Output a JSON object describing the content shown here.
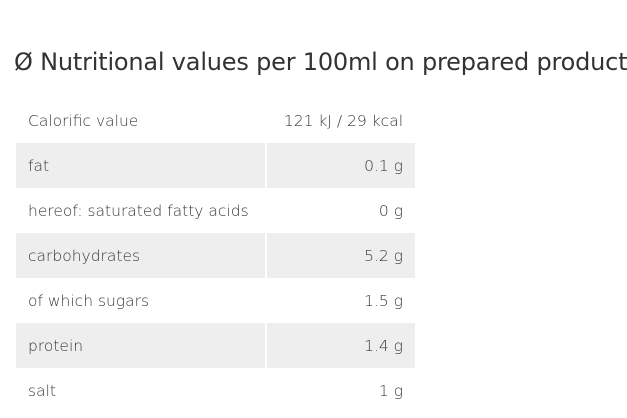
{
  "title": "Ø Nutritional values per 100ml on prepared product",
  "table": {
    "rows": [
      [
        "Calorific value",
        "121 kJ / 29 kcal"
      ],
      [
        "fat",
        "0.1 g"
      ],
      [
        "hereof: saturated fatty acids",
        "0 g"
      ],
      [
        "carbohydrates",
        "5.2 g"
      ],
      [
        "of which sugars",
        "1.5 g"
      ],
      [
        "protein",
        "1.4 g"
      ],
      [
        "salt",
        "1 g"
      ]
    ]
  }
}
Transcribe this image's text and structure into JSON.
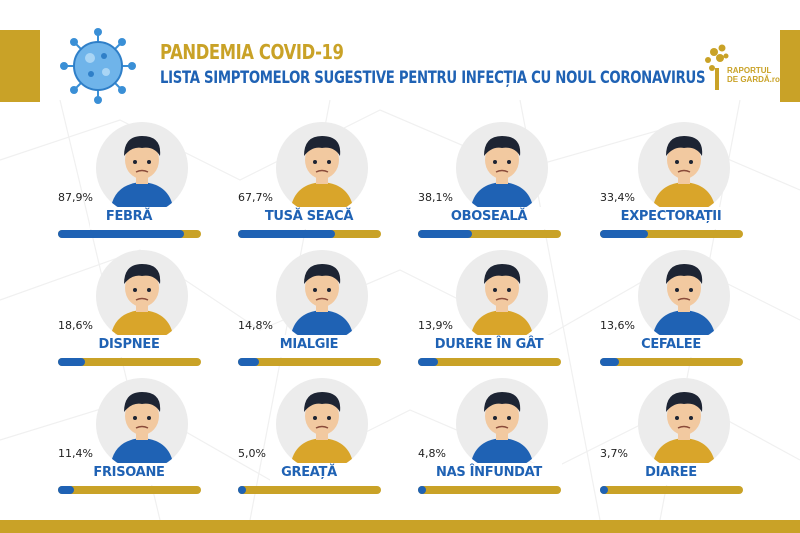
{
  "header": {
    "title": "PANDEMIA COVID-19",
    "subtitle": "LISTA SIMPTOMELOR SUGESTIVE PENTRU INFECȚIA CU NOUL CORONAVIRUS",
    "logo_line1": "RAPORTUL",
    "logo_line2": "DE GARDĂ.ro"
  },
  "colors": {
    "gold": "#c9a227",
    "blue": "#1f62b4"
  },
  "chart_data": {
    "type": "bar",
    "unit": "%",
    "categories": [
      "FEBRĂ",
      "TUSĂ SEACĂ",
      "OBOSEALĂ",
      "EXPECTORAȚII",
      "DISPNEE",
      "MIALGIE",
      "DURERE ÎN GÂT",
      "CEFALEE",
      "FRISOANE",
      "GREAȚĂ",
      "NAS ÎNFUNDAT",
      "DIAREE"
    ],
    "values": [
      87.9,
      67.7,
      38.1,
      33.4,
      18.6,
      14.8,
      13.9,
      13.6,
      11.4,
      5.0,
      4.8,
      3.7
    ],
    "value_labels": [
      "87,9%",
      "67,7%",
      "38,1%",
      "33,4%",
      "18,6%",
      "14,8%",
      "13,9%",
      "13,6%",
      "11,4%",
      "5,0%",
      "4,8%",
      "3,7%"
    ],
    "ylim": [
      0,
      100
    ],
    "icons": [
      "fever-person-icon",
      "dry-cough-person-icon",
      "tired-person-icon",
      "expectoration-person-icon",
      "dyspnea-person-icon",
      "myalgia-person-icon",
      "sore-throat-person-icon",
      "headache-person-icon",
      "chills-person-icon",
      "nausea-person-icon",
      "stuffy-nose-person-icon",
      "diarrhea-person-icon"
    ]
  }
}
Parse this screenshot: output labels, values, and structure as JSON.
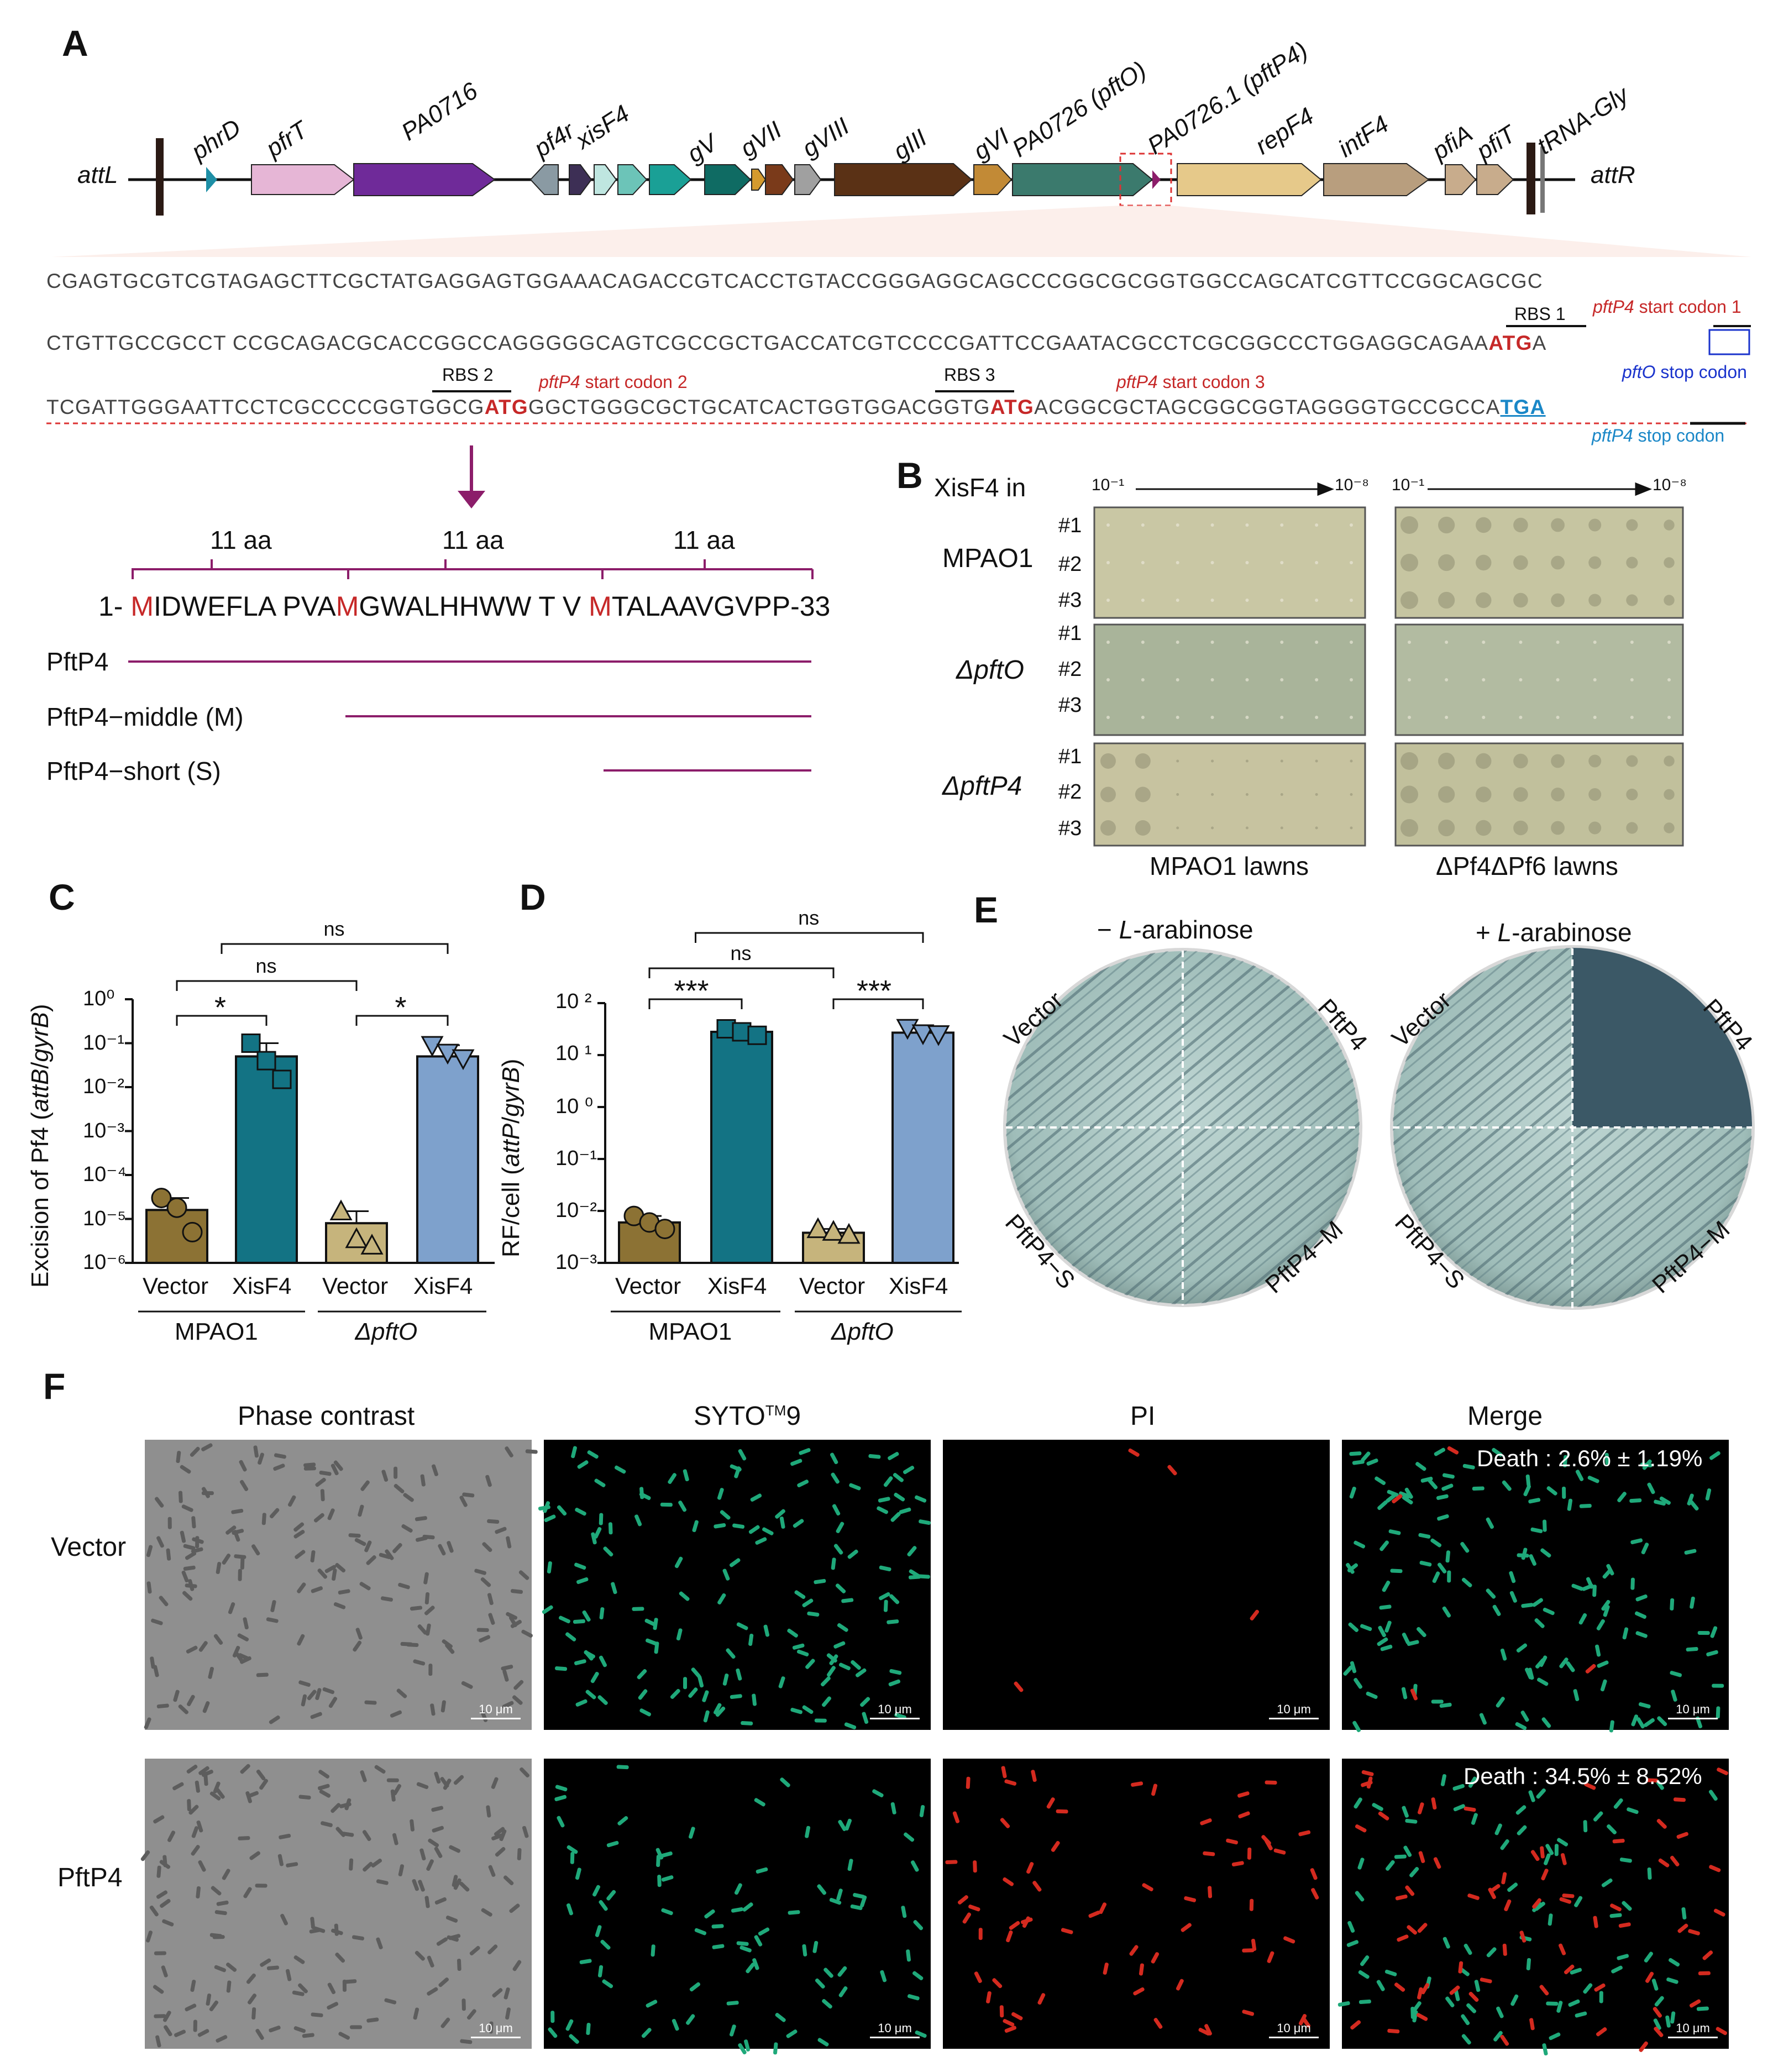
{
  "panels": {
    "A": "A",
    "B": "B",
    "C": "C",
    "D": "D",
    "E": "E",
    "F": "F"
  },
  "genome_map": {
    "left_end": "attL",
    "right_end": "attR",
    "genes": [
      "phrD",
      "pfrT",
      "PA0716",
      "pf4r",
      "xisF4",
      "gV",
      "gVII",
      "gVIII",
      "gIII",
      "gVI",
      "PA0726 (pftO)",
      "PA0726.1 (pftP4)",
      "repF4",
      "intF4",
      "pfiA",
      "pfiT",
      "tRNA-Gly"
    ],
    "colors": {
      "phrD": "#1e8fa6",
      "pfrT": "#e6b6d6",
      "PA0716": "#6f2a99",
      "pf4r": "#8a9aa3",
      "xisF4": "#3d2f55",
      "gV": "#0f6b63",
      "gVII": "#7a3a1a",
      "gVIII": "#5c3a1e",
      "gIII": "#5a3115",
      "gVI": "#c28a36",
      "pftO": "#3b7a6d",
      "pftP4": "#8c1d6a",
      "repF4": "#e6c98a",
      "intF4": "#b89e7e",
      "pfiA": "#c8ac8c",
      "pfiT": "#c8ac8c"
    }
  },
  "sequence": {
    "line1": "CGAGTGCGTCGTAGAGCTTCGCTATGAGGAGTGGAAACAGACCGTCACCTGTACCGGGAGGCAGCCCGGCGCGGTGGCCAGCATCGTTCCGGCAGCGC",
    "line2a": "CTGTTGCCGCCT CCGCAGACGCACCGGCCAGGGGGCAGTCGCCGCTGACCATCGTCCCCGATTCCGAATACGCCTCGCGGCCCTGGAGGCAGAA",
    "line2b": "ATG",
    "line2c": "A",
    "line3a": "TCGATTGGGAATTCCTCGCCCCGGTGGCG",
    "line3b": "ATG",
    "line3c": "GGCTGGGCGCTGCATCACTGGTGGACGGTG",
    "line3d": "ATG",
    "line3e": "ACGGCGCTAGCGGCGGTAGGGGTGCCGCCA",
    "line3f": "TGA",
    "rbs1": "RBS 1",
    "rbs2": "RBS 2",
    "rbs3": "RBS 3",
    "gene_pftP4": "pftP4",
    "gene_pftO": "pftO",
    "start1": " start codon 1",
    "start2": " start codon 2",
    "start3": " start codon 3",
    "stop_pftO": " stop codon",
    "stop_pftP4": " stop codon"
  },
  "peptide": {
    "seg1": "11 aa",
    "seg2": "11 aa",
    "seg3": "11 aa",
    "prefix": "1-",
    "m1": "M",
    "s1": "IDWEFLA PVA",
    "m2": "M",
    "s2": "GWALHHWW T V ",
    "m3": "M",
    "s3": "TALAAVGVPP-33",
    "constructs": [
      "PftP4",
      "PftP4−middle (M)",
      "PftP4−short (S)"
    ]
  },
  "panel_b": {
    "title": "XisF4 in",
    "dilution_start": "10⁻¹",
    "dilution_end": "10⁻⁸",
    "strains": [
      "MPAO1",
      "ΔpftO",
      "ΔpftP4"
    ],
    "replicates": [
      "#1",
      "#2",
      "#3"
    ],
    "lawns": [
      "MPAO1 lawns",
      "ΔPf4ΔPf6 lawns"
    ],
    "plaques_visible": [
      [
        false,
        true
      ],
      [
        false,
        false
      ],
      [
        true,
        true
      ]
    ]
  },
  "chart_data": [
    {
      "type": "bar",
      "title": "",
      "ylabel": "Excision of Pf4 (attB/gyrB)",
      "yscale": "log",
      "ylim": [
        1e-06,
        1
      ],
      "ytick_labels": [
        "10⁰",
        "10⁻¹",
        "10⁻²",
        "10⁻³",
        "10⁻⁴",
        "10⁻⁵",
        "10⁻⁶"
      ],
      "categories": [
        "Vector",
        "XisF4",
        "Vector",
        "XisF4"
      ],
      "groups": [
        "MPAO1",
        "ΔpftO"
      ],
      "values": [
        1.6e-05,
        0.05,
        8e-06,
        0.05
      ],
      "points": [
        [
          3e-05,
          1.8e-05,
          5e-06
        ],
        [
          0.1,
          0.04,
          0.015
        ],
        [
          1.5e-05,
          3.5e-06,
          2.5e-06
        ],
        [
          0.09,
          0.06,
          0.045
        ]
      ],
      "colors": [
        "#8c7234",
        "#137384",
        "#c6b47c",
        "#7ea1cc"
      ],
      "markers": [
        "circle",
        "square",
        "triangle-up",
        "triangle-down"
      ],
      "significance": [
        [
          "*",
          "Vector MPAO1 vs XisF4 MPAO1"
        ],
        [
          "*",
          "Vector ΔpftO vs XisF4 ΔpftO"
        ],
        [
          "ns",
          "Vector MPAO1 vs Vector ΔpftO"
        ],
        [
          "ns",
          "XisF4 MPAO1 vs XisF4 ΔpftO"
        ]
      ]
    },
    {
      "type": "bar",
      "title": "",
      "ylabel": "RF/cell (attP/gyrB)",
      "yscale": "log",
      "ylim": [
        0.001,
        100
      ],
      "ytick_labels": [
        "10 ²",
        "10 ¹",
        "10 ⁰",
        "10⁻¹",
        "10⁻²",
        "10⁻³"
      ],
      "categories": [
        "Vector",
        "XisF4",
        "Vector",
        "XisF4"
      ],
      "groups": [
        "MPAO1",
        "ΔpftO"
      ],
      "values": [
        0.006,
        28,
        0.0038,
        27
      ],
      "points": [
        [
          0.008,
          0.006,
          0.0045
        ],
        [
          32,
          28,
          24
        ],
        [
          0.0045,
          0.004,
          0.0035
        ],
        [
          33,
          26,
          25
        ]
      ],
      "colors": [
        "#8c7234",
        "#137384",
        "#c6b47c",
        "#7ea1cc"
      ],
      "markers": [
        "circle",
        "square",
        "triangle-up",
        "triangle-down"
      ],
      "significance": [
        [
          "***",
          "Vector MPAO1 vs XisF4 MPAO1"
        ],
        [
          "***",
          "Vector ΔpftO vs XisF4 ΔpftO"
        ],
        [
          "ns",
          "Vector MPAO1 vs Vector ΔpftO"
        ],
        [
          "ns",
          "XisF4 MPAO1 vs XisF4 ΔpftO"
        ]
      ]
    }
  ],
  "panel_e": {
    "minus": "− L-arabinose",
    "plus": "+ L-arabinose",
    "minus_sign": "− ",
    "plus_sign": "+ ",
    "sugar": "L",
    "sugar_rest": "-arabinose",
    "quadrants": [
      "Vector",
      "PftP4",
      "PftP4−S",
      "PftP4−M"
    ]
  },
  "panel_f": {
    "columns": [
      "Phase contrast",
      "SYTO",
      "PI",
      "Merge"
    ],
    "syto_sup": "TM",
    "syto_num": "9",
    "rows": [
      "Vector",
      "PftP4"
    ],
    "death": [
      "Death : 2.6% ± 1.19%",
      "Death : 34.5% ± 8.52%"
    ],
    "scale_bar": "10 μm"
  }
}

> **Exercise goal**
What is needed is a single figure, the number of lines in the entries above that contain "this".

> **Written answer**
2